- _EXERCISE_
Copy all the data exactly, except the pictures.

↓↓↓

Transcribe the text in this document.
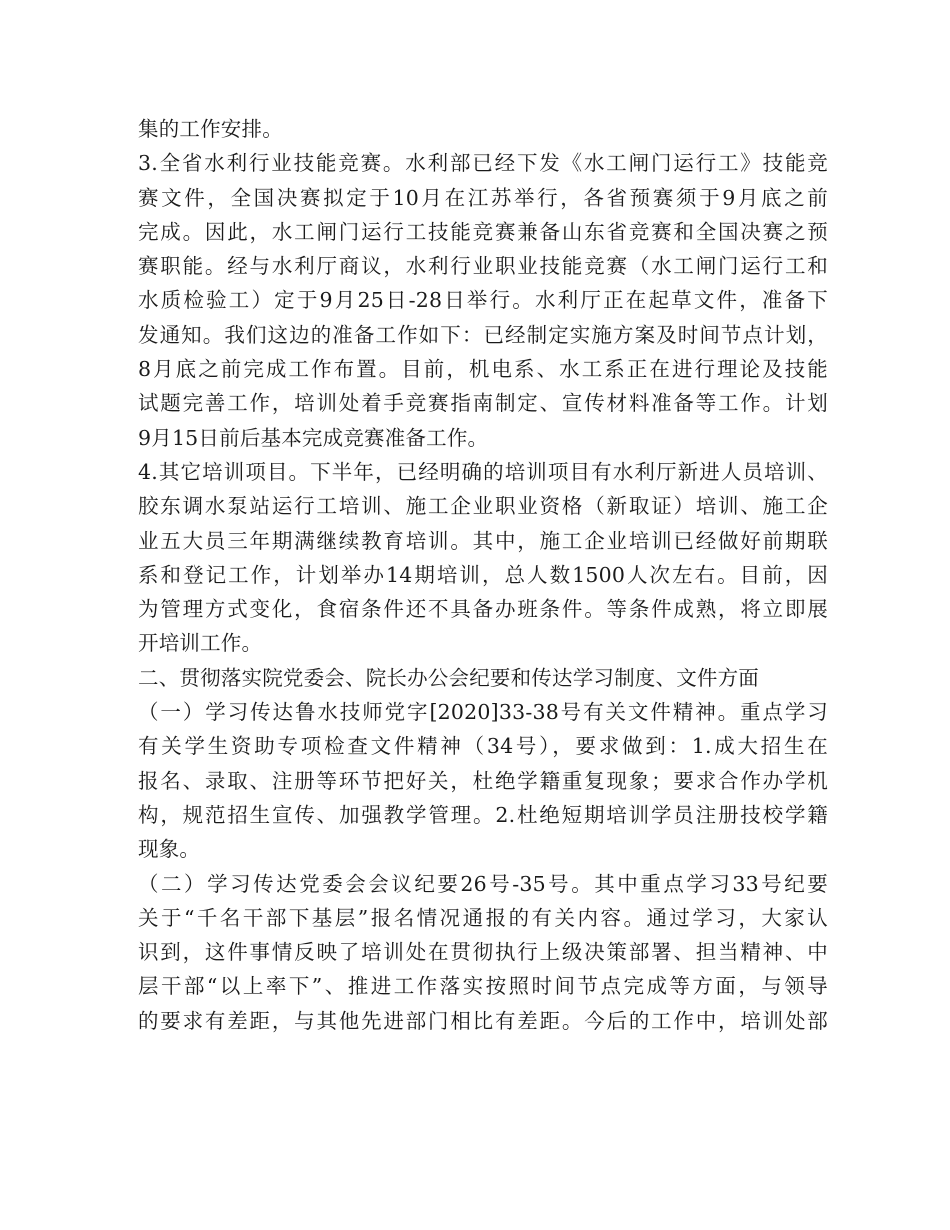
集的工作安排。
3.全省水利行业技能竞赛。水利部已经下发《水工闸门运行工》技能竞
赛文件，全国决赛拟定于10月在江苏举行，各省预赛须于9月底之前
完成。因此，水工闸门运行工技能竞赛兼备山东省竞赛和全国决赛之预
赛职能。经与水利厅商议，水利行业职业技能竞赛（水工闸门运行工和
水质检验工）定于9月25日-28日举行。水利厅正在起草文件，准备下
发通知。我们这边的准备工作如下：已经制定实施方案及时间节点计划，
8月底之前完成工作布置。目前，机电系、水工系正在进行理论及技能
试题完善工作，培训处着手竞赛指南制定、宣传材料准备等工作。计划
9月15日前后基本完成竞赛准备工作。
4.其它培训项目。下半年，已经明确的培训项目有水利厅新进人员培训、
胶东调水泵站运行工培训、施工企业职业资格（新取证）培训、施工企
业五大员三年期满继续教育培训。其中，施工企业培训已经做好前期联
系和登记工作，计划举办14期培训，总人数1500人次左右。目前，因
为管理方式变化，食宿条件还不具备办班条件。等条件成熟，将立即展
开培训工作。
二、贯彻落实院党委会、院长办公会纪要和传达学习制度、文件方面
（一）学习传达鲁水技师党字[2020]33-38号有关文件精神。重点学习
有关学生资助专项检查文件精神（34号），要求做到：1.成大招生在
报名、录取、注册等环节把好关，杜绝学籍重复现象；要求合作办学机
构，规范招生宣传、加强教学管理。2.杜绝短期培训学员注册技校学籍
现象。
（二）学习传达党委会会议纪要26号-35号。其中重点学习33号纪要
关于“千名干部下基层”报名情况通报的有关内容。通过学习，大家认
识到，这件事情反映了培训处在贯彻执行上级决策部署、担当精神、中
层干部“以上率下”、推进工作落实按照时间节点完成等方面，与领导
的要求有差距，与其他先进部门相比有差距。今后的工作中，培训处部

↑↑↑

- _PROBLEM SOLUTION_
Transcribe the text in this document.
集的工作安排。
3.全省水利行业技能竞赛。水利部已经下发《水工闸门运行工》技能竞
赛文件，全国决赛拟定于10月在江苏举行，各省预赛须于9月底之前
完成。因此，水工闸门运行工技能竞赛兼备山东省竞赛和全国决赛之预
赛职能。经与水利厅商议，水利行业职业技能竞赛（水工闸门运行工和
水质检验工）定于9月25日-28日举行。水利厅正在起草文件，准备下
发通知。我们这边的准备工作如下：已经制定实施方案及时间节点计划，
8月底之前完成工作布置。目前，机电系、水工系正在进行理论及技能
试题完善工作，培训处着手竞赛指南制定、宣传材料准备等工作。计划
9月15日前后基本完成竞赛准备工作。
4.其它培训项目。下半年，已经明确的培训项目有水利厅新进人员培训、
胶东调水泵站运行工培训、施工企业职业资格（新取证）培训、施工企
业五大员三年期满继续教育培训。其中，施工企业培训已经做好前期联
系和登记工作，计划举办14期培训，总人数1500人次左右。目前，因
为管理方式变化，食宿条件还不具备办班条件。等条件成熟，将立即展
开培训工作。
二、贯彻落实院党委会、院长办公会纪要和传达学习制度、文件方面
（一）学习传达鲁水技师党字[2020]33-38号有关文件精神。重点学习
有关学生资助专项检查文件精神（34号），要求做到：1.成大招生在
报名、录取、注册等环节把好关，杜绝学籍重复现象；要求合作办学机
构，规范招生宣传、加强教学管理。2.杜绝短期培训学员注册技校学籍
现象。
（二）学习传达党委会会议纪要26号-35号。其中重点学习33号纪要
关于“千名干部下基层”报名情况通报的有关内容。通过学习，大家认
识到，这件事情反映了培训处在贯彻执行上级决策部署、担当精神、中
层干部“以上率下”、推进工作落实按照时间节点完成等方面，与领导
的要求有差距，与其他先进部门相比有差距。今后的工作中，培训处部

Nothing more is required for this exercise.